Goal: Select every line holding the word "stability" and copy it.

Extracted records:
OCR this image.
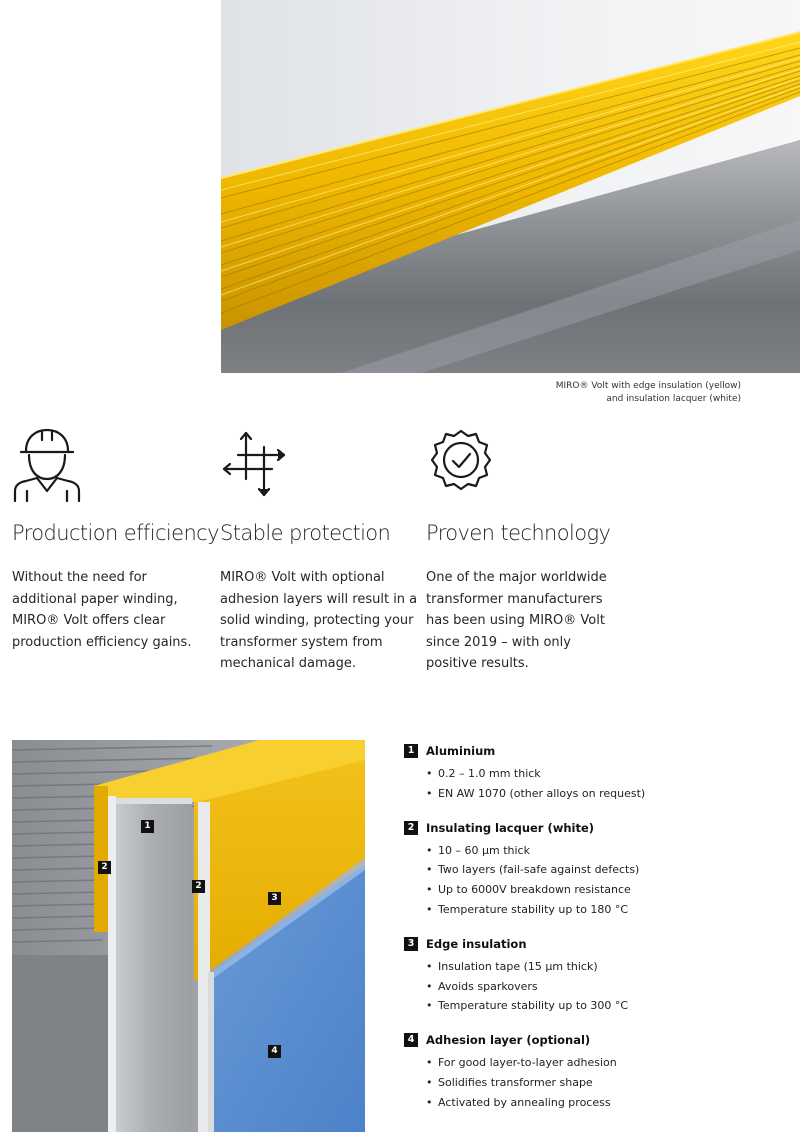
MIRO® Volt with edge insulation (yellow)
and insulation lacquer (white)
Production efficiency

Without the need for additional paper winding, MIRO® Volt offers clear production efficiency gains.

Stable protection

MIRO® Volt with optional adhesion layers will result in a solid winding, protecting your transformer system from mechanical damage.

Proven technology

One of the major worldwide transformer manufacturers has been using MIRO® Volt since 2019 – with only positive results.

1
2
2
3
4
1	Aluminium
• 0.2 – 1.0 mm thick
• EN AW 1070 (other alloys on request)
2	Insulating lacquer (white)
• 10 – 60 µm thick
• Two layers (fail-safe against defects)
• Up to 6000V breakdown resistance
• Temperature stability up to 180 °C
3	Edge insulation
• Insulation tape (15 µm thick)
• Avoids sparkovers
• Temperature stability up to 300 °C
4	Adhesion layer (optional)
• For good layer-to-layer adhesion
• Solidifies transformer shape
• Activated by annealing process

Exercise answer:
• Temperature stability up to 180 °C
• Temperature stability up to 300 °C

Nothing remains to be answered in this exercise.